▸ Records shown
++++
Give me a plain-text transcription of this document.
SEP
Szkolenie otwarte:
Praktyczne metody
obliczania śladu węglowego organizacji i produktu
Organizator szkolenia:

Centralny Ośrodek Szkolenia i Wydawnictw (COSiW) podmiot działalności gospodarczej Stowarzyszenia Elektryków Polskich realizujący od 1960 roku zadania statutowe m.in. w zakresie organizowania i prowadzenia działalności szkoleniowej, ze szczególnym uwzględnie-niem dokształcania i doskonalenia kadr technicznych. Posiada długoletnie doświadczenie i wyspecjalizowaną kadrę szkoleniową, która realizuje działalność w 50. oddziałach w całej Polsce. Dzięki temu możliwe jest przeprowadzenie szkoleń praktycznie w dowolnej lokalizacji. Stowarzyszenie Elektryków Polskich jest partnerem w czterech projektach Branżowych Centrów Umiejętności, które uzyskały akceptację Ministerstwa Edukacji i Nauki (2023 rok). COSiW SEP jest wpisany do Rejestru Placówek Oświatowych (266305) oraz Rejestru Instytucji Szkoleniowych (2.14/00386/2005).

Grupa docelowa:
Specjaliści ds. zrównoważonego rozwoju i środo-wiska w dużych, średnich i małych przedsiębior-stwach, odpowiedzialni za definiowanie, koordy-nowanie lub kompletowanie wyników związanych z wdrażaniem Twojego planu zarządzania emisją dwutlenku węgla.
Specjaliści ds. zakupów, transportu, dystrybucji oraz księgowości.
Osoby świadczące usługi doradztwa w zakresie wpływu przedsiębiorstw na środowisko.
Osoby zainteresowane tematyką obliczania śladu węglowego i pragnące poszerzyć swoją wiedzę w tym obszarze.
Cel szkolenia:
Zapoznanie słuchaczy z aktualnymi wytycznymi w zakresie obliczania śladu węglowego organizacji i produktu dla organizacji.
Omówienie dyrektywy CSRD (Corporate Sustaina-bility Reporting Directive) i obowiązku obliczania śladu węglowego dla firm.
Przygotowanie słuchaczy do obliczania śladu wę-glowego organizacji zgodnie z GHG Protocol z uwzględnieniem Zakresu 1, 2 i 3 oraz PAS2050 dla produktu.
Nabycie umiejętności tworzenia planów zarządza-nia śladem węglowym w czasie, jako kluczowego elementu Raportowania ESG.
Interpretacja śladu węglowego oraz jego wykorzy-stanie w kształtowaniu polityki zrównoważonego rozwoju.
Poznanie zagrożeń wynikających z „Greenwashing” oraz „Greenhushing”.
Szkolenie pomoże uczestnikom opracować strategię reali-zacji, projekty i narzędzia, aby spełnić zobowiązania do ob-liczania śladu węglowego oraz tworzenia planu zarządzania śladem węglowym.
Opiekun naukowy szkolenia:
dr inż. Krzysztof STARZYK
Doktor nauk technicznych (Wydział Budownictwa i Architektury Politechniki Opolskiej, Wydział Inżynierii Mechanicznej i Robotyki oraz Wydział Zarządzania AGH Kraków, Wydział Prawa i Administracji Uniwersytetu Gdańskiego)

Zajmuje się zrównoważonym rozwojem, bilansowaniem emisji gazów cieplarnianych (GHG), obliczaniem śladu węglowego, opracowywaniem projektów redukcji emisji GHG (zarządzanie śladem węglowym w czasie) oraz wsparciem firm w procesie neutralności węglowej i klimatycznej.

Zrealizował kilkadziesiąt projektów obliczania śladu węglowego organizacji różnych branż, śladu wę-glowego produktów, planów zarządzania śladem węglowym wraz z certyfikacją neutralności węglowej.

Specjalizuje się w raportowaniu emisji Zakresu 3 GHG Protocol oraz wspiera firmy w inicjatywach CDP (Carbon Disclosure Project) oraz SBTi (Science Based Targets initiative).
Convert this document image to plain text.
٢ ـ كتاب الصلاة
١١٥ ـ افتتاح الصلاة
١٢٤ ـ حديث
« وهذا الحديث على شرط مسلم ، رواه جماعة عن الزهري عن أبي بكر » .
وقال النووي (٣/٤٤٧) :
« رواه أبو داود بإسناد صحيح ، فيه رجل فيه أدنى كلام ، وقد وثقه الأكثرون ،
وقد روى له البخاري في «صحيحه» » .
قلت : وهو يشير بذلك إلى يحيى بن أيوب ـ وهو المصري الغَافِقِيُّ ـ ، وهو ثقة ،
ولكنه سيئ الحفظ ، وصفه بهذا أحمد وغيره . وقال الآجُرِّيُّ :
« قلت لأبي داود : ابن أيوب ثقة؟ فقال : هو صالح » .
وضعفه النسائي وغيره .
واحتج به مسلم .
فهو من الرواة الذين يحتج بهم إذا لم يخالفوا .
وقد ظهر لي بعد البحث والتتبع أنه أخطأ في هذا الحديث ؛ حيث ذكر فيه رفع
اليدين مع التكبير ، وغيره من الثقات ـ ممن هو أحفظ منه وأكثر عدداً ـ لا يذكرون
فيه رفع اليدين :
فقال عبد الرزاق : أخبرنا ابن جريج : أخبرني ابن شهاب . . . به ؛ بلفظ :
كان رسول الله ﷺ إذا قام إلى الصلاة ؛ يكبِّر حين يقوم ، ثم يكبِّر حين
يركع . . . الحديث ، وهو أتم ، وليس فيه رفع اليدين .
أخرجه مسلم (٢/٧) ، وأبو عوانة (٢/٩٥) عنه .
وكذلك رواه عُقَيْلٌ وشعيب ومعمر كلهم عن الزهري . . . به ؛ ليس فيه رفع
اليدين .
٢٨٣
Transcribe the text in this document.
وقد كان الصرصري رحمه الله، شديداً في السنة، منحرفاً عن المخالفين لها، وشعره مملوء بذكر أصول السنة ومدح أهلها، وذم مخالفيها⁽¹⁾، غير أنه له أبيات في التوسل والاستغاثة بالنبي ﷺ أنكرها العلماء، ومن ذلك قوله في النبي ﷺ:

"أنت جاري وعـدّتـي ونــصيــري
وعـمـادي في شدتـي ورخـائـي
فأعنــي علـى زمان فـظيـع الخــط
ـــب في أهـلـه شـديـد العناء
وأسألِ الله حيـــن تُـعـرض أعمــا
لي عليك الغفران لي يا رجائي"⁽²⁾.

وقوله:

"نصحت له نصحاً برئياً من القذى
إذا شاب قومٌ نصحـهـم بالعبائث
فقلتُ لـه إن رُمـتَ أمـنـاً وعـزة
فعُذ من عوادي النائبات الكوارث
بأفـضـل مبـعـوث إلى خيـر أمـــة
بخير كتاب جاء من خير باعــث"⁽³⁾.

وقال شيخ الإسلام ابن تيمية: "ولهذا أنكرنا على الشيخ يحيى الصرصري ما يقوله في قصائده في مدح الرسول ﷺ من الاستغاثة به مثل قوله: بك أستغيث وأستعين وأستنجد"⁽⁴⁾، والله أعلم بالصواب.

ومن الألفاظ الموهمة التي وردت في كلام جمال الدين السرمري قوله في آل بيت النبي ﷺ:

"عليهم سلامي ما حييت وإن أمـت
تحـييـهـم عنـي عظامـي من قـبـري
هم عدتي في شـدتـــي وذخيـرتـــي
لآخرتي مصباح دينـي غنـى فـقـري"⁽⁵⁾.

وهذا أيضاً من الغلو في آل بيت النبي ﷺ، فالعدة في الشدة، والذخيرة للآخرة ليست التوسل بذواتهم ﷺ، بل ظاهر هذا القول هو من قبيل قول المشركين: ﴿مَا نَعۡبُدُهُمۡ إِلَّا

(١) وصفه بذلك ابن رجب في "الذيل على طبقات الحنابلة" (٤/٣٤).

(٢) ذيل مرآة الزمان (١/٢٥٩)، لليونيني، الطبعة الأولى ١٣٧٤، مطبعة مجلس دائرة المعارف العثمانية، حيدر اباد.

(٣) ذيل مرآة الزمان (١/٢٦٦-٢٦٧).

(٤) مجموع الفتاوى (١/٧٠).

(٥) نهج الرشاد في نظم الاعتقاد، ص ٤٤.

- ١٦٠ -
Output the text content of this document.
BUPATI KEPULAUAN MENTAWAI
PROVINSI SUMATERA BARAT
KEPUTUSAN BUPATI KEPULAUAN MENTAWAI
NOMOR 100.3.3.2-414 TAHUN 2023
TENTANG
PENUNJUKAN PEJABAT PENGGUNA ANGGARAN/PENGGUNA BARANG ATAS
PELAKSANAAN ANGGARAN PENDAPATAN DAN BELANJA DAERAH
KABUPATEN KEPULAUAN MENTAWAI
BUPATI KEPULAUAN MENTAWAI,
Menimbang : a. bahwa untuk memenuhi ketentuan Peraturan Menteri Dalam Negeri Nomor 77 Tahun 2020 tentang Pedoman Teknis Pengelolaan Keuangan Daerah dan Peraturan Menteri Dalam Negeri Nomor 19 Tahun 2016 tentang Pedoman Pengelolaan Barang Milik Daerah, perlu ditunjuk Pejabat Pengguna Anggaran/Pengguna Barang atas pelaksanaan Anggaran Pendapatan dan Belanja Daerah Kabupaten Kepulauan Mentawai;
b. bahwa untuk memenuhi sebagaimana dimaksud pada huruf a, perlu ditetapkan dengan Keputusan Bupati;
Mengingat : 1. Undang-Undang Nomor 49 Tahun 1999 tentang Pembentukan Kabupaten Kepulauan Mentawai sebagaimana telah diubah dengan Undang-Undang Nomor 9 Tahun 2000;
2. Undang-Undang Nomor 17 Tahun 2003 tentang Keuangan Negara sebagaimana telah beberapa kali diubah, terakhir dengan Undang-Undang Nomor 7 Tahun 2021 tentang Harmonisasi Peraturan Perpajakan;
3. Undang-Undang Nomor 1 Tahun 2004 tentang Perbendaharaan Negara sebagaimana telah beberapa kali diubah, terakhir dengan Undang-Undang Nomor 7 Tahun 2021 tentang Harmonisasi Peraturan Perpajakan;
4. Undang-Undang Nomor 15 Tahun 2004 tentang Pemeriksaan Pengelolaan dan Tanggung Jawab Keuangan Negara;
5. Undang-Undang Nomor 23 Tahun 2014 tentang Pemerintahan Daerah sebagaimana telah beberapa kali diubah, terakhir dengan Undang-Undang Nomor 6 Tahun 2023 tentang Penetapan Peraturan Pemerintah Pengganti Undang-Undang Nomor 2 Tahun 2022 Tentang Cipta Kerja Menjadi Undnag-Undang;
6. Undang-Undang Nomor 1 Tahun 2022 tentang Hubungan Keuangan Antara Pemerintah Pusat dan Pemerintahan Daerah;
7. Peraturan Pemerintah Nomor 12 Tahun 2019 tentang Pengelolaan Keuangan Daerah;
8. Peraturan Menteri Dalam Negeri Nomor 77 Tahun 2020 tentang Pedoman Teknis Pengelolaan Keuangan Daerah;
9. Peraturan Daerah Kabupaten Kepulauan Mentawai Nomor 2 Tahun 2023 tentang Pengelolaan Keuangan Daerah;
++++
▸ Exercise objective
Which lines of the material contain the string "słuchaczy"? List each of them.

▸ Full solution
Zapoznanie słuchaczy z aktualnymi wytycznymi w zakresie obliczania śladu węglowego organizacji i produktu dla organizacji.
Przygotowanie słuchaczy do obliczania śladu wę-glowego organizacji zgodnie z GHG Protocol z uwzględnieniem Zakresu 1, 2 i 3 oraz PAS2050 dla produktu.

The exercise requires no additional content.